# start of Record excerpts

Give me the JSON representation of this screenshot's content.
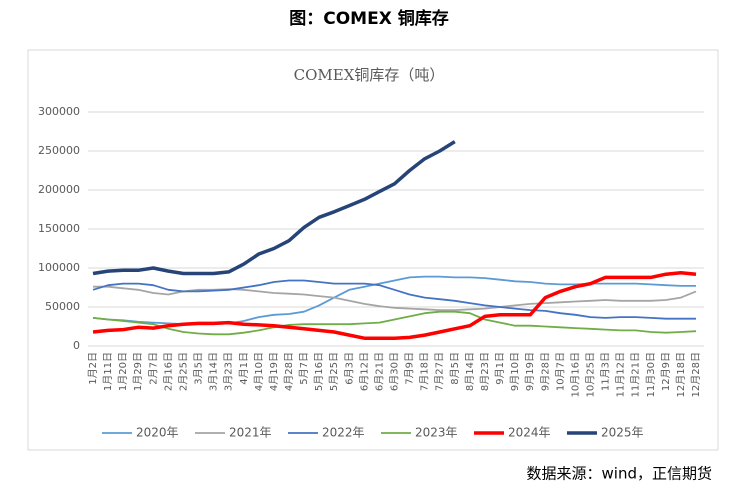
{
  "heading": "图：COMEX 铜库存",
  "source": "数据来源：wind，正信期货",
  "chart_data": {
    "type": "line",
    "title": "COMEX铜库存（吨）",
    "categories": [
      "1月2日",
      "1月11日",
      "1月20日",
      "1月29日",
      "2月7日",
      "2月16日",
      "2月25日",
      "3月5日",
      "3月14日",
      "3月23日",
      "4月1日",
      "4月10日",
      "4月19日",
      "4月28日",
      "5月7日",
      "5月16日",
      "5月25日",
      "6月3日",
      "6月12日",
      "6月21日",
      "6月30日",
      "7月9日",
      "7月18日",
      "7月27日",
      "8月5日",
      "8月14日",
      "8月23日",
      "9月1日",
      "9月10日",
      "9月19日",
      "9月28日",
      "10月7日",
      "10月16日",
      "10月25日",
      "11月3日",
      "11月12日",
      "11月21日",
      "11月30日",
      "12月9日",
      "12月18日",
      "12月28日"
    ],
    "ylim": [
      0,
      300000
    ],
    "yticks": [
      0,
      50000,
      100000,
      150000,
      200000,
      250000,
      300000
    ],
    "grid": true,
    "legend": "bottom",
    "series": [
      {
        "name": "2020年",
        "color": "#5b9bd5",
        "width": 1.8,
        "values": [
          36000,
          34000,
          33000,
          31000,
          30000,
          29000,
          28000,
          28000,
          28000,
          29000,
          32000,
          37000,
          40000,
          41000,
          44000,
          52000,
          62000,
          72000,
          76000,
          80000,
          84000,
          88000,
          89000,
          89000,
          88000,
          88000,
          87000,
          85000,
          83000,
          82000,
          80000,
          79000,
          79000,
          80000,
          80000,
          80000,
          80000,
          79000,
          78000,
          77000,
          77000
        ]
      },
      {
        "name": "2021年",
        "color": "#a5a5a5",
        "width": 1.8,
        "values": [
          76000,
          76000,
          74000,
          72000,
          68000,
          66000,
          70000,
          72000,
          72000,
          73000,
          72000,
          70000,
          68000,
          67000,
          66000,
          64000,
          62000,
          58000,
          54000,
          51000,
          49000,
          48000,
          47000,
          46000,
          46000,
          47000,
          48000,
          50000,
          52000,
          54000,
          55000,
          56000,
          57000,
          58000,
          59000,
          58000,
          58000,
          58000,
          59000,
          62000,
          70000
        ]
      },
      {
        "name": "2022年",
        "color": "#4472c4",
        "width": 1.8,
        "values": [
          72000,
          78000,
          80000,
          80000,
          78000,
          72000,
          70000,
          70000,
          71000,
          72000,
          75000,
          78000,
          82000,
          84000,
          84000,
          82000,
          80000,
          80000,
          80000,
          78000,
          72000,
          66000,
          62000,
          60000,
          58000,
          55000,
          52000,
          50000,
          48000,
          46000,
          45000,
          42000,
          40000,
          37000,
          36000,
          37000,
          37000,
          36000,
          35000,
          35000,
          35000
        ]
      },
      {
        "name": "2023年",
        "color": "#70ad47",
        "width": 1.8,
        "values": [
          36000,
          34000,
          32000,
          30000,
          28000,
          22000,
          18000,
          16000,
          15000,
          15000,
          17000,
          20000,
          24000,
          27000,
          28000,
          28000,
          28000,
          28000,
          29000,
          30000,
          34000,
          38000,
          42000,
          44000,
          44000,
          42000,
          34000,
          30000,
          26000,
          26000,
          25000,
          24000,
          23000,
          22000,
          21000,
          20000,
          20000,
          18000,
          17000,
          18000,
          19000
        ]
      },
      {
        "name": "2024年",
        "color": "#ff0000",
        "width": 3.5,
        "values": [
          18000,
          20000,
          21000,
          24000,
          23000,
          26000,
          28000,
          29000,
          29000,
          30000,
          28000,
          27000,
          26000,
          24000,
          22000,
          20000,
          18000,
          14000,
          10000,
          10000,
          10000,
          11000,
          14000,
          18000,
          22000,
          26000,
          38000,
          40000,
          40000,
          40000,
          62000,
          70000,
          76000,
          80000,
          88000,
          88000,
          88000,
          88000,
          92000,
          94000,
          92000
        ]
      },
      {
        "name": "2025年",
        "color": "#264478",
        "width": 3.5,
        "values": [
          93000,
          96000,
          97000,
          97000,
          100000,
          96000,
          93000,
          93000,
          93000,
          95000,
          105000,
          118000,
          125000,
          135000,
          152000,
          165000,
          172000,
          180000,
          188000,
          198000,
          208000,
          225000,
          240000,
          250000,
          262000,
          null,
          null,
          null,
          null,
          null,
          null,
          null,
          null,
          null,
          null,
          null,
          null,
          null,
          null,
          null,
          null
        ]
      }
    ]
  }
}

# end of Record excerpts

(Written request): Make an exact reproduction of the listing above, without any pictures.

(Full solution):
Give me the JSON representation of this screenshot's content.
{
  "heading": "图：COMEX 铜库存",
  "source": "数据来源：wind，正信期货",
  "chart_data": {
    "type": "line",
    "title": "COMEX铜库存（吨）",
    "categories": [
      "1月2日",
      "1月11日",
      "1月20日",
      "1月29日",
      "2月7日",
      "2月16日",
      "2月25日",
      "3月5日",
      "3月14日",
      "3月23日",
      "4月1日",
      "4月10日",
      "4月19日",
      "4月28日",
      "5月7日",
      "5月16日",
      "5月25日",
      "6月3日",
      "6月12日",
      "6月21日",
      "6月30日",
      "7月9日",
      "7月18日",
      "7月27日",
      "8月5日",
      "8月14日",
      "8月23日",
      "9月1日",
      "9月10日",
      "9月19日",
      "9月28日",
      "10月7日",
      "10月16日",
      "10月25日",
      "11月3日",
      "11月12日",
      "11月21日",
      "11月30日",
      "12月9日",
      "12月18日",
      "12月28日"
    ],
    "ylim": [
      0,
      300000
    ],
    "yticks": [
      0,
      50000,
      100000,
      150000,
      200000,
      250000,
      300000
    ],
    "grid": true,
    "legend": "bottom",
    "series": [
      {
        "name": "2020年",
        "color": "#5b9bd5",
        "width": 1.8,
        "values": [
          36000,
          34000,
          33000,
          31000,
          30000,
          29000,
          28000,
          28000,
          28000,
          29000,
          32000,
          37000,
          40000,
          41000,
          44000,
          52000,
          62000,
          72000,
          76000,
          80000,
          84000,
          88000,
          89000,
          89000,
          88000,
          88000,
          87000,
          85000,
          83000,
          82000,
          80000,
          79000,
          79000,
          80000,
          80000,
          80000,
          80000,
          79000,
          78000,
          77000,
          77000
        ]
      },
      {
        "name": "2021年",
        "color": "#a5a5a5",
        "width": 1.8,
        "values": [
          76000,
          76000,
          74000,
          72000,
          68000,
          66000,
          70000,
          72000,
          72000,
          73000,
          72000,
          70000,
          68000,
          67000,
          66000,
          64000,
          62000,
          58000,
          54000,
          51000,
          49000,
          48000,
          47000,
          46000,
          46000,
          47000,
          48000,
          50000,
          52000,
          54000,
          55000,
          56000,
          57000,
          58000,
          59000,
          58000,
          58000,
          58000,
          59000,
          62000,
          70000
        ]
      },
      {
        "name": "2022年",
        "color": "#4472c4",
        "width": 1.8,
        "values": [
          72000,
          78000,
          80000,
          80000,
          78000,
          72000,
          70000,
          70000,
          71000,
          72000,
          75000,
          78000,
          82000,
          84000,
          84000,
          82000,
          80000,
          80000,
          80000,
          78000,
          72000,
          66000,
          62000,
          60000,
          58000,
          55000,
          52000,
          50000,
          48000,
          46000,
          45000,
          42000,
          40000,
          37000,
          36000,
          37000,
          37000,
          36000,
          35000,
          35000,
          35000
        ]
      },
      {
        "name": "2023年",
        "color": "#70ad47",
        "width": 1.8,
        "values": [
          36000,
          34000,
          32000,
          30000,
          28000,
          22000,
          18000,
          16000,
          15000,
          15000,
          17000,
          20000,
          24000,
          27000,
          28000,
          28000,
          28000,
          28000,
          29000,
          30000,
          34000,
          38000,
          42000,
          44000,
          44000,
          42000,
          34000,
          30000,
          26000,
          26000,
          25000,
          24000,
          23000,
          22000,
          21000,
          20000,
          20000,
          18000,
          17000,
          18000,
          19000
        ]
      },
      {
        "name": "2024年",
        "color": "#ff0000",
        "width": 3.5,
        "values": [
          18000,
          20000,
          21000,
          24000,
          23000,
          26000,
          28000,
          29000,
          29000,
          30000,
          28000,
          27000,
          26000,
          24000,
          22000,
          20000,
          18000,
          14000,
          10000,
          10000,
          10000,
          11000,
          14000,
          18000,
          22000,
          26000,
          38000,
          40000,
          40000,
          40000,
          62000,
          70000,
          76000,
          80000,
          88000,
          88000,
          88000,
          88000,
          92000,
          94000,
          92000
        ]
      },
      {
        "name": "2025年",
        "color": "#264478",
        "width": 3.5,
        "values": [
          93000,
          96000,
          97000,
          97000,
          100000,
          96000,
          93000,
          93000,
          93000,
          95000,
          105000,
          118000,
          125000,
          135000,
          152000,
          165000,
          172000,
          180000,
          188000,
          198000,
          208000,
          225000,
          240000,
          250000,
          262000,
          null,
          null,
          null,
          null,
          null,
          null,
          null,
          null,
          null,
          null,
          null,
          null,
          null,
          null,
          null,
          null
        ]
      }
    ]
  }
}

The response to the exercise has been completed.